#### WHAT YOU WILL DO
Copy the data below exactly, omitting any picture it contains.
*** Begin section ***
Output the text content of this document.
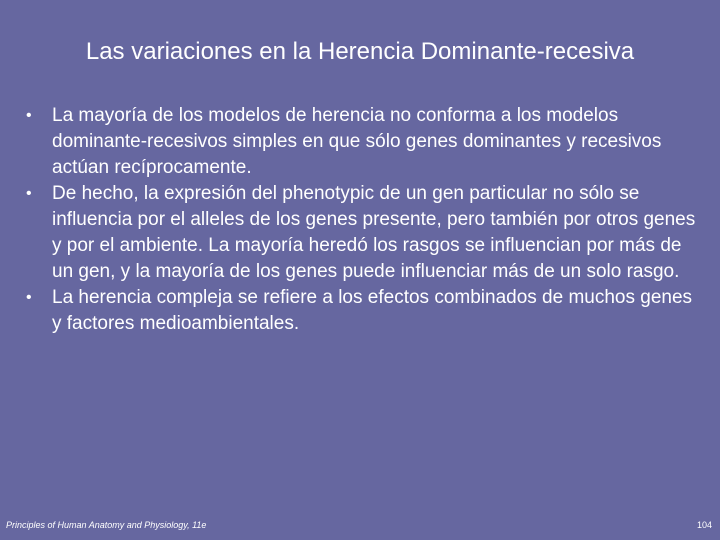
Las variaciones en la Herencia Dominante-recesiva
•	La mayoría de los modelos de herencia no conforma a los modelos dominante-recesivos simples en que sólo genes dominantes y recesivos actúan recíprocamente.
•	De hecho, la expresión del phenotypic de un gen particular no sólo se influencia por el alleles de los genes presente, pero también por otros genes y por el ambiente. La mayoría heredó los rasgos se influencian por más de un gen, y la mayoría de los genes puede influenciar más de un solo rasgo.
•	La herencia compleja se refiere a los efectos combinados de muchos genes y factores medioambientales.
Principles of Human Anatomy and Physiology, 11e	104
*** End section ***
#### SOLUTION FOR THIS EXERCISE
Output the text content of this document.
Las variaciones en la Herencia Dominante-recesiva
•	La mayoría de los modelos de herencia no conforma a los modelos dominante-recesivos simples en que sólo genes dominantes y recesivos actúan recíprocamente.
•	De hecho, la expresión del phenotypic de un gen particular no sólo se influencia por el alleles de los genes presente, pero también por otros genes y por el ambiente. La mayoría heredó los rasgos se influencian por más de un gen, y la mayoría de los genes puede influenciar más de un solo rasgo.
•	La herencia compleja se refiere a los efectos combinados de muchos genes y factores medioambientales.
Principles of Human Anatomy and Physiology, 11e	104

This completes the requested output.